* **Goal**
Extract the data exactly, missing nothing.

>> start

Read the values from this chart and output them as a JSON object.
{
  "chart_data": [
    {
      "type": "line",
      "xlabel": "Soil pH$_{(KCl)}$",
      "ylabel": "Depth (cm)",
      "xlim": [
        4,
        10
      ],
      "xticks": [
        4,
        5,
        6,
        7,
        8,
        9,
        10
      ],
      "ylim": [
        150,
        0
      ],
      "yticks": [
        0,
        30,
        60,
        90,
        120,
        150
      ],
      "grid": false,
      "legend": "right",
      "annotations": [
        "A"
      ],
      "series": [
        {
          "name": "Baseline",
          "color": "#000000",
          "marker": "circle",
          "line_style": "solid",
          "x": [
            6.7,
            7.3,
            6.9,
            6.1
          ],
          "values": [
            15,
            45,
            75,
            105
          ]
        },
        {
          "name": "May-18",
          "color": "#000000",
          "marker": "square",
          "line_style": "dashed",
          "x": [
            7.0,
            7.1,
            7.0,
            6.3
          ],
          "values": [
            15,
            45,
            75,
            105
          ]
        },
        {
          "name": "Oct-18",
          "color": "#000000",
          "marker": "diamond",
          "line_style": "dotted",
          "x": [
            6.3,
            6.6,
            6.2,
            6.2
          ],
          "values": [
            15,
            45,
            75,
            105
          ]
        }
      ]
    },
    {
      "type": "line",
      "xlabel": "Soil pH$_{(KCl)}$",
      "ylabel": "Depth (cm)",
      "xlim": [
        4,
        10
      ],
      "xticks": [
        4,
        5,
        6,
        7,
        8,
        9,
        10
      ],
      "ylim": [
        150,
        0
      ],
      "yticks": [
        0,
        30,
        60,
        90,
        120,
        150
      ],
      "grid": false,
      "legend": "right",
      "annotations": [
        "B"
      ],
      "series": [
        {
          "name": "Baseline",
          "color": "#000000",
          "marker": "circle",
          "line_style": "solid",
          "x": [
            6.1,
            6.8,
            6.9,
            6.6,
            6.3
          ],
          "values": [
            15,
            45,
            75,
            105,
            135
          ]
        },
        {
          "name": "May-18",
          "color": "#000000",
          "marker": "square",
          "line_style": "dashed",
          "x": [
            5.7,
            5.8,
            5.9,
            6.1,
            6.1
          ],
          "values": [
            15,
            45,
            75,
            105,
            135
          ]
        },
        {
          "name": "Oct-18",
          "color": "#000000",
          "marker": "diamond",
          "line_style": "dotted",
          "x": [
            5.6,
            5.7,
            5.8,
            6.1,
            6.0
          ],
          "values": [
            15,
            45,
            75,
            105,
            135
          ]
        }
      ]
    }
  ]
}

>> end

* **Reply**
Read the values from this chart and output them as a JSON object.
{
  "chart_data": [
    {
      "type": "line",
      "xlabel": "Soil pH$_{(KCl)}$",
      "ylabel": "Depth (cm)",
      "xlim": [
        4,
        10
      ],
      "xticks": [
        4,
        5,
        6,
        7,
        8,
        9,
        10
      ],
      "ylim": [
        150,
        0
      ],
      "yticks": [
        0,
        30,
        60,
        90,
        120,
        150
      ],
      "grid": false,
      "legend": "right",
      "annotations": [
        "A"
      ],
      "series": [
        {
          "name": "Baseline",
          "color": "#000000",
          "marker": "circle",
          "line_style": "solid",
          "x": [
            6.7,
            7.3,
            6.9,
            6.1
          ],
          "values": [
            15,
            45,
            75,
            105
          ]
        },
        {
          "name": "May-18",
          "color": "#000000",
          "marker": "square",
          "line_style": "dashed",
          "x": [
            7.0,
            7.1,
            7.0,
            6.3
          ],
          "values": [
            15,
            45,
            75,
            105
          ]
        },
        {
          "name": "Oct-18",
          "color": "#000000",
          "marker": "diamond",
          "line_style": "dotted",
          "x": [
            6.3,
            6.6,
            6.2,
            6.2
          ],
          "values": [
            15,
            45,
            75,
            105
          ]
        }
      ]
    },
    {
      "type": "line",
      "xlabel": "Soil pH$_{(KCl)}$",
      "ylabel": "Depth (cm)",
      "xlim": [
        4,
        10
      ],
      "xticks": [
        4,
        5,
        6,
        7,
        8,
        9,
        10
      ],
      "ylim": [
        150,
        0
      ],
      "yticks": [
        0,
        30,
        60,
        90,
        120,
        150
      ],
      "grid": false,
      "legend": "right",
      "annotations": [
        "B"
      ],
      "series": [
        {
          "name": "Baseline",
          "color": "#000000",
          "marker": "circle",
          "line_style": "solid",
          "x": [
            6.1,
            6.8,
            6.9,
            6.6,
            6.3
          ],
          "values": [
            15,
            45,
            75,
            105,
            135
          ]
        },
        {
          "name": "May-18",
          "color": "#000000",
          "marker": "square",
          "line_style": "dashed",
          "x": [
            5.7,
            5.8,
            5.9,
            6.1,
            6.1
          ],
          "values": [
            15,
            45,
            75,
            105,
            135
          ]
        },
        {
          "name": "Oct-18",
          "color": "#000000",
          "marker": "diamond",
          "line_style": "dotted",
          "x": [
            5.6,
            5.7,
            5.8,
            6.1,
            6.0
          ],
          "values": [
            15,
            45,
            75,
            105,
            135
          ]
        }
      ]
    }
  ]
}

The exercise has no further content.